Provided entries >>
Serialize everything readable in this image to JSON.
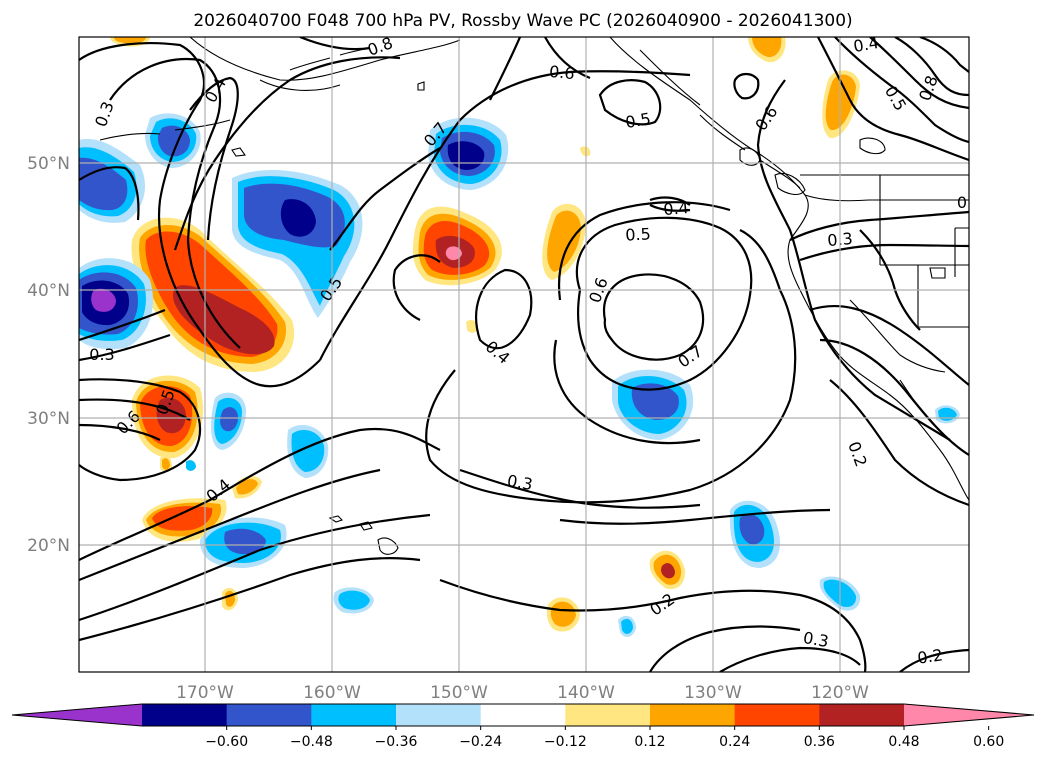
{
  "title": "2026040700 F048 700 hPa PV, Rossby Wave PC (2026040900 - 2026041300)",
  "axes": {
    "lat_labels": [
      "50°N",
      "40°N",
      "30°N",
      "20°N"
    ],
    "lon_labels": [
      "170°W",
      "160°W",
      "150°W",
      "140°W",
      "130°W",
      "120°W"
    ]
  },
  "colorbar": {
    "ticks": [
      "−0.60",
      "−0.48",
      "−0.36",
      "−0.24",
      "−0.12",
      "0.12",
      "0.24",
      "0.36",
      "0.48",
      "0.60"
    ],
    "colors": [
      "#9933cc",
      "#00008b",
      "#3355cc",
      "#00bfff",
      "#b3e0fa",
      "#ffffff",
      "#ffe680",
      "#ffa500",
      "#ff4500",
      "#b22222",
      "#ff88aa"
    ]
  },
  "contour_labels": [
    "0.3",
    "0.4",
    "0.8",
    "0.5",
    "0.7",
    "0.6",
    "0.5",
    "0.4",
    "0.5",
    "0.6",
    "0.4",
    "0.6",
    "0.7",
    "0.3",
    "0.6",
    "0.5",
    "0.4",
    "0.3",
    "0.3",
    "0.2",
    "0.2",
    "0.3",
    "0.2",
    "0.4",
    "0.5",
    "0.8",
    "0"
  ]
}
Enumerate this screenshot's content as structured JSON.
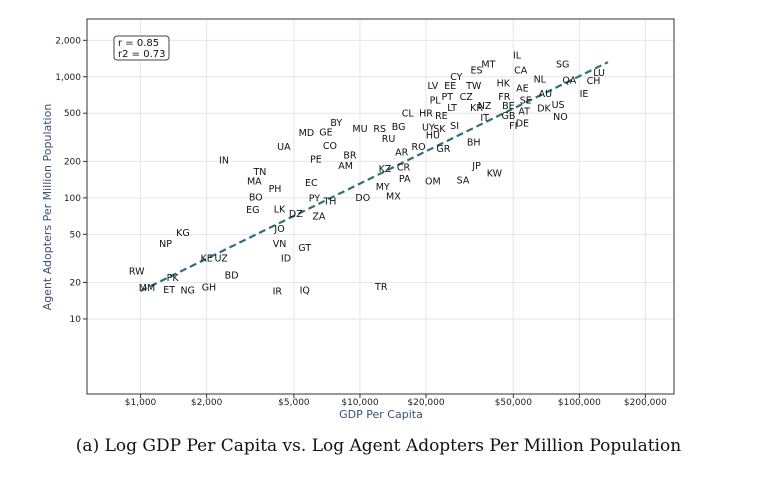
{
  "caption": "(a) Log GDP Per Capita vs. Log Agent Adopters Per Million Population",
  "chart_data": {
    "type": "scatter",
    "xscale": "log",
    "yscale": "log",
    "xlabel": "GDP Per Capita",
    "ylabel": "Agent Adopters Per Million Population",
    "xlim": [
      570,
      270000
    ],
    "ylim": [
      2.4,
      3000
    ],
    "grid": true,
    "xticks": [
      {
        "value": 1000,
        "label": "$1,000"
      },
      {
        "value": 2000,
        "label": "$2,000"
      },
      {
        "value": 5000,
        "label": "$5,000"
      },
      {
        "value": 10000,
        "label": "$10,000"
      },
      {
        "value": 20000,
        "label": "$20,000"
      },
      {
        "value": 50000,
        "label": "$50,000"
      },
      {
        "value": 100000,
        "label": "$100,000"
      },
      {
        "value": 200000,
        "label": "$200,000"
      }
    ],
    "yticks": [
      {
        "value": 10,
        "label": "10"
      },
      {
        "value": 20,
        "label": "20"
      },
      {
        "value": 50,
        "label": "50"
      },
      {
        "value": 100,
        "label": "100"
      },
      {
        "value": 200,
        "label": "200"
      },
      {
        "value": 500,
        "label": "500"
      },
      {
        "value": 1000,
        "label": "1,000"
      },
      {
        "value": 2000,
        "label": "2,000"
      }
    ],
    "stats": {
      "r": "r = 0.85",
      "r2": "r2 = 0.73"
    },
    "trendline": {
      "style": "dashed",
      "color": "#2e6f80",
      "x": [
        1000,
        135000
      ],
      "y": [
        17,
        1320
      ]
    },
    "points": [
      {
        "label": "IL",
        "gdp": 52000,
        "adopters": 1520
      },
      {
        "label": "MT",
        "gdp": 38500,
        "adopters": 1270
      },
      {
        "label": "ES",
        "gdp": 34000,
        "adopters": 1140
      },
      {
        "label": "SG",
        "gdp": 84000,
        "adopters": 1270
      },
      {
        "label": "CA",
        "gdp": 54000,
        "adopters": 1140
      },
      {
        "label": "LU",
        "gdp": 123000,
        "adopters": 1080
      },
      {
        "label": "CY",
        "gdp": 27500,
        "adopters": 1010
      },
      {
        "label": "NL",
        "gdp": 66000,
        "adopters": 960
      },
      {
        "label": "QA",
        "gdp": 90000,
        "adopters": 940
      },
      {
        "label": "CH",
        "gdp": 116000,
        "adopters": 930
      },
      {
        "label": "HK",
        "gdp": 45000,
        "adopters": 890
      },
      {
        "label": "LV",
        "gdp": 21500,
        "adopters": 850
      },
      {
        "label": "EE",
        "gdp": 25800,
        "adopters": 850
      },
      {
        "label": "TW",
        "gdp": 33000,
        "adopters": 850
      },
      {
        "label": "AE",
        "gdp": 55000,
        "adopters": 810
      },
      {
        "label": "AU",
        "gdp": 70000,
        "adopters": 730
      },
      {
        "label": "IE",
        "gdp": 105000,
        "adopters": 730
      },
      {
        "label": "PT",
        "gdp": 25000,
        "adopters": 690
      },
      {
        "label": "CZ",
        "gdp": 30500,
        "adopters": 690
      },
      {
        "label": "FR",
        "gdp": 45500,
        "adopters": 690
      },
      {
        "label": "PL",
        "gdp": 22000,
        "adopters": 640
      },
      {
        "label": "SE",
        "gdp": 57000,
        "adopters": 640
      },
      {
        "label": "NZ",
        "gdp": 37000,
        "adopters": 580
      },
      {
        "label": "BE",
        "gdp": 47500,
        "adopters": 580
      },
      {
        "label": "US",
        "gdp": 80000,
        "adopters": 590
      },
      {
        "label": "LT",
        "gdp": 26300,
        "adopters": 560
      },
      {
        "label": "KR",
        "gdp": 34000,
        "adopters": 560
      },
      {
        "label": "DK",
        "gdp": 69000,
        "adopters": 550
      },
      {
        "label": "AT",
        "gdp": 56000,
        "adopters": 520
      },
      {
        "label": "CL",
        "gdp": 16500,
        "adopters": 500
      },
      {
        "label": "HR",
        "gdp": 20000,
        "adopters": 500
      },
      {
        "label": "RE",
        "gdp": 23500,
        "adopters": 480
      },
      {
        "label": "IT",
        "gdp": 37000,
        "adopters": 460
      },
      {
        "label": "GB",
        "gdp": 47500,
        "adopters": 480
      },
      {
        "label": "NO",
        "gdp": 82000,
        "adopters": 470
      },
      {
        "label": "DE",
        "gdp": 55000,
        "adopters": 415
      },
      {
        "label": "FI",
        "gdp": 50000,
        "adopters": 395
      },
      {
        "label": "BY",
        "gdp": 7800,
        "adopters": 420
      },
      {
        "label": "UY",
        "gdp": 20500,
        "adopters": 385
      },
      {
        "label": "SK",
        "gdp": 23000,
        "adopters": 375
      },
      {
        "label": "SI",
        "gdp": 27000,
        "adopters": 395
      },
      {
        "label": "MU",
        "gdp": 10000,
        "adopters": 375
      },
      {
        "label": "RS",
        "gdp": 12300,
        "adopters": 375
      },
      {
        "label": "BG",
        "gdp": 15000,
        "adopters": 390
      },
      {
        "label": "GE",
        "gdp": 7000,
        "adopters": 350
      },
      {
        "label": "MD",
        "gdp": 5700,
        "adopters": 345
      },
      {
        "label": "HU",
        "gdp": 21500,
        "adopters": 330
      },
      {
        "label": "RU",
        "gdp": 13500,
        "adopters": 310
      },
      {
        "label": "BH",
        "gdp": 33000,
        "adopters": 290
      },
      {
        "label": "CO",
        "gdp": 7300,
        "adopters": 270
      },
      {
        "label": "UA",
        "gdp": 4500,
        "adopters": 265
      },
      {
        "label": "RO",
        "gdp": 18500,
        "adopters": 265
      },
      {
        "label": "GR",
        "gdp": 24000,
        "adopters": 255
      },
      {
        "label": "AR",
        "gdp": 15500,
        "adopters": 240
      },
      {
        "label": "BR",
        "gdp": 9000,
        "adopters": 225
      },
      {
        "label": "PE",
        "gdp": 6300,
        "adopters": 210
      },
      {
        "label": "IN",
        "gdp": 2400,
        "adopters": 205
      },
      {
        "label": "AM",
        "gdp": 8600,
        "adopters": 185
      },
      {
        "label": "JP",
        "gdp": 34000,
        "adopters": 185
      },
      {
        "label": "KZ",
        "gdp": 13000,
        "adopters": 175
      },
      {
        "label": "CR",
        "gdp": 15800,
        "adopters": 180
      },
      {
        "label": "TN",
        "gdp": 3500,
        "adopters": 165
      },
      {
        "label": "KW",
        "gdp": 41000,
        "adopters": 160
      },
      {
        "label": "MA",
        "gdp": 3300,
        "adopters": 138
      },
      {
        "label": "PA",
        "gdp": 16000,
        "adopters": 145
      },
      {
        "label": "OM",
        "gdp": 21500,
        "adopters": 138
      },
      {
        "label": "SA",
        "gdp": 29500,
        "adopters": 140
      },
      {
        "label": "EC",
        "gdp": 6000,
        "adopters": 134
      },
      {
        "label": "MY",
        "gdp": 12700,
        "adopters": 124
      },
      {
        "label": "PH",
        "gdp": 4100,
        "adopters": 119
      },
      {
        "label": "MX",
        "gdp": 14200,
        "adopters": 104
      },
      {
        "label": "BO",
        "gdp": 3350,
        "adopters": 102
      },
      {
        "label": "PY",
        "gdp": 6200,
        "adopters": 100
      },
      {
        "label": "DO",
        "gdp": 10300,
        "adopters": 101
      },
      {
        "label": "TH",
        "gdp": 7300,
        "adopters": 94
      },
      {
        "label": "EG",
        "gdp": 3250,
        "adopters": 80
      },
      {
        "label": "LK",
        "gdp": 4300,
        "adopters": 81
      },
      {
        "label": "DZ",
        "gdp": 5100,
        "adopters": 74
      },
      {
        "label": "ZA",
        "gdp": 6500,
        "adopters": 71
      },
      {
        "label": "JO",
        "gdp": 4300,
        "adopters": 56
      },
      {
        "label": "KG",
        "gdp": 1560,
        "adopters": 52
      },
      {
        "label": "NP",
        "gdp": 1300,
        "adopters": 42
      },
      {
        "label": "VN",
        "gdp": 4300,
        "adopters": 42
      },
      {
        "label": "GT",
        "gdp": 5600,
        "adopters": 39
      },
      {
        "label": "KE",
        "gdp": 2000,
        "adopters": 32
      },
      {
        "label": "UZ",
        "gdp": 2330,
        "adopters": 32
      },
      {
        "label": "ID",
        "gdp": 4600,
        "adopters": 32
      },
      {
        "label": "RW",
        "gdp": 960,
        "adopters": 25
      },
      {
        "label": "BD",
        "gdp": 2600,
        "adopters": 23
      },
      {
        "label": "PK",
        "gdp": 1400,
        "adopters": 22
      },
      {
        "label": "MM",
        "gdp": 1070,
        "adopters": 18.2
      },
      {
        "label": "ET",
        "gdp": 1350,
        "adopters": 17.5
      },
      {
        "label": "NG",
        "gdp": 1640,
        "adopters": 17.3
      },
      {
        "label": "GH",
        "gdp": 2050,
        "adopters": 18.3
      },
      {
        "label": "IR",
        "gdp": 4200,
        "adopters": 17.0
      },
      {
        "label": "IQ",
        "gdp": 5600,
        "adopters": 17.3
      },
      {
        "label": "TR",
        "gdp": 12500,
        "adopters": 18.5
      }
    ]
  }
}
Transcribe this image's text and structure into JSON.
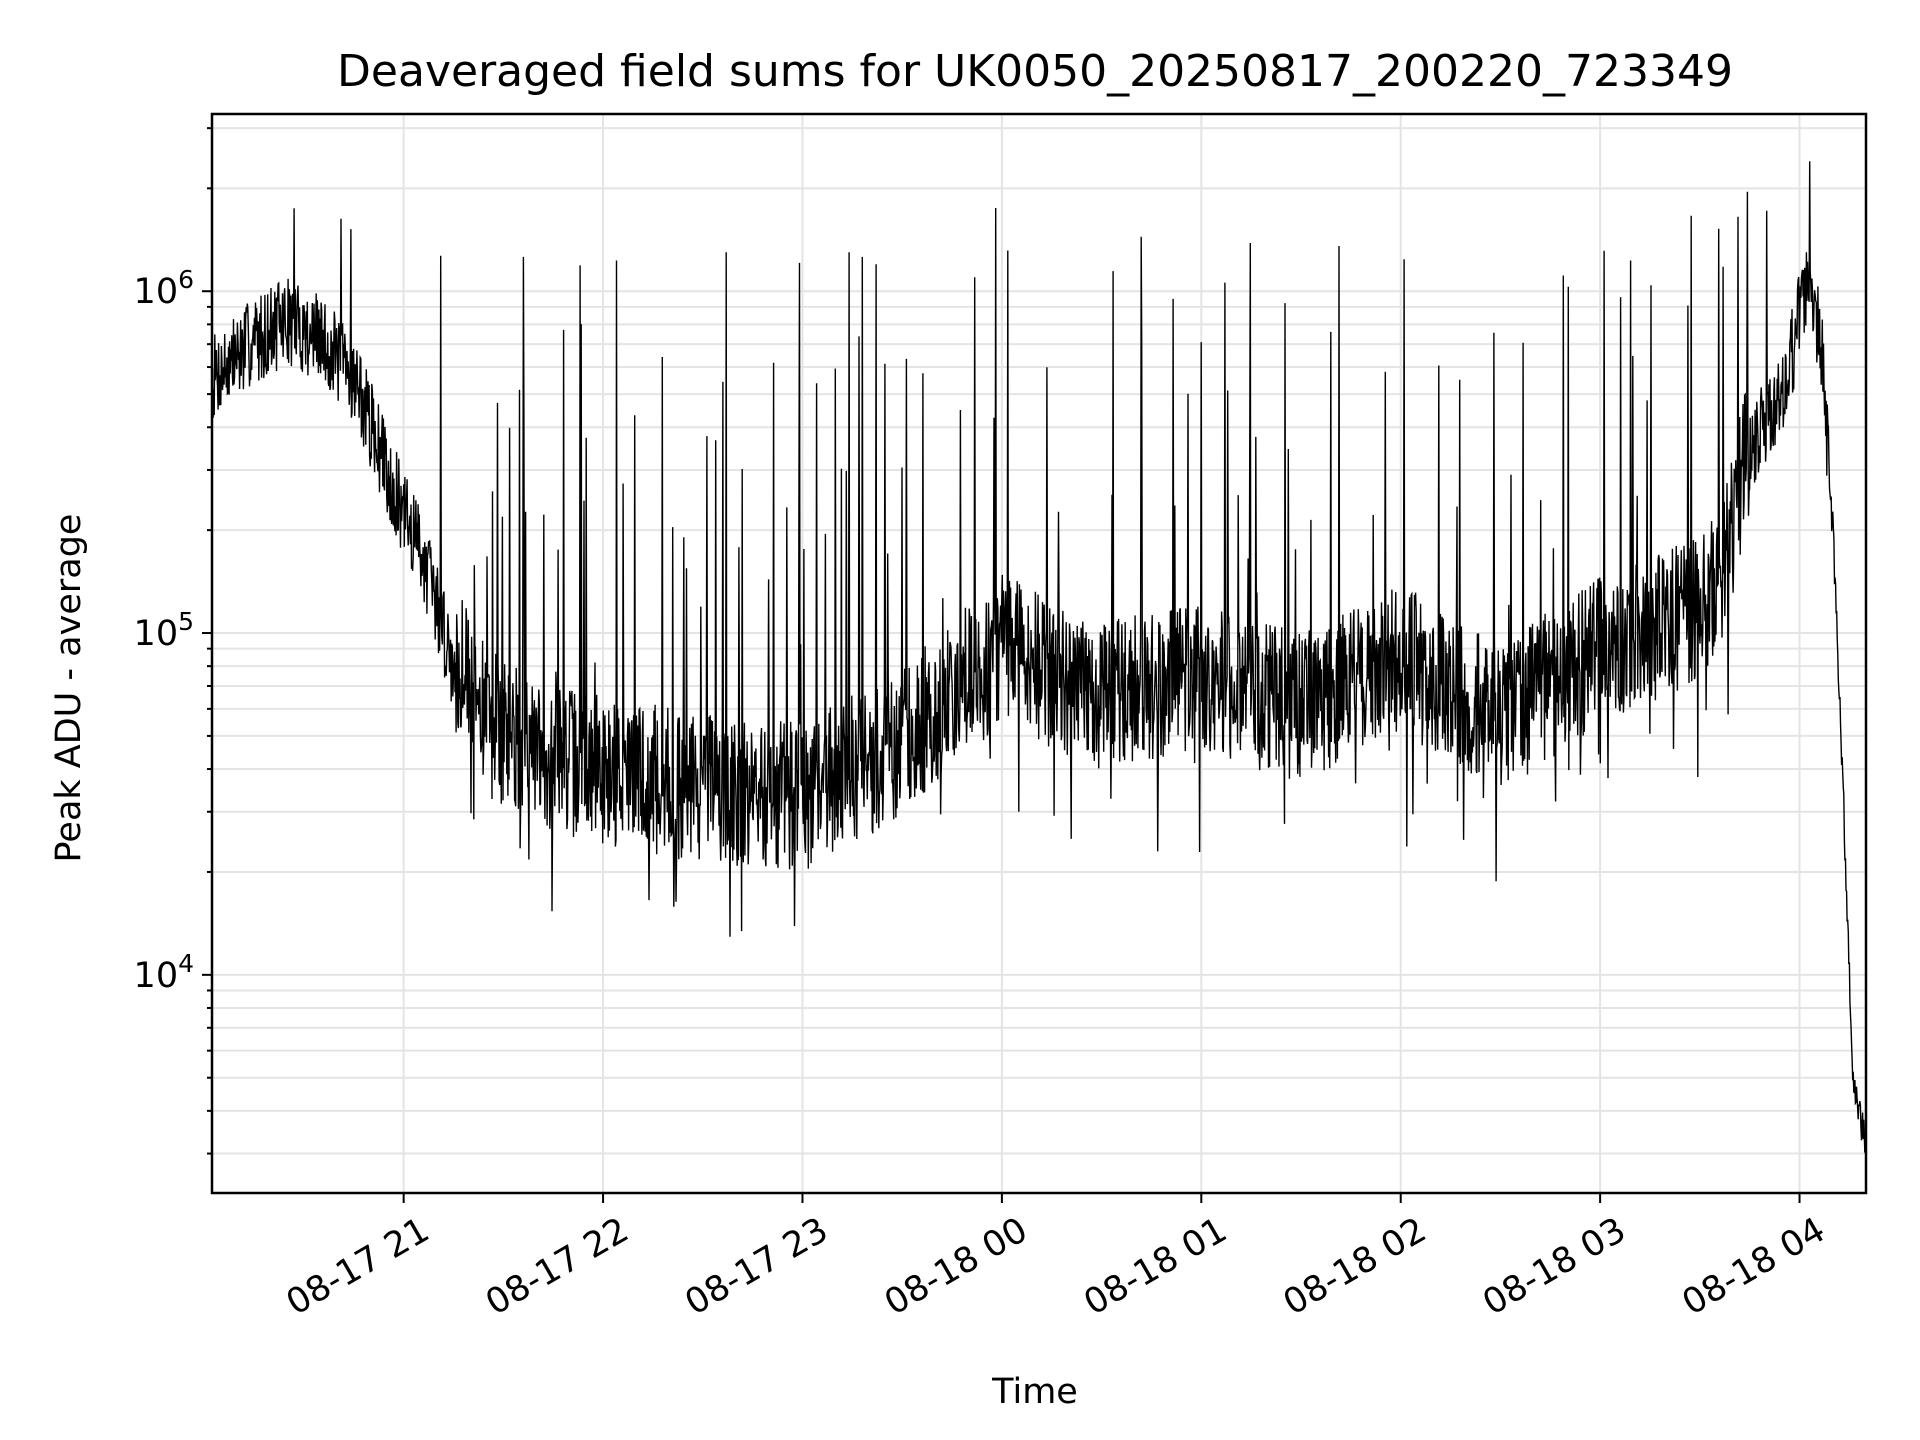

Instructions to follow >> Using the material above, work out how many lines contain the string "image". Give that number alone.

The answer >> 2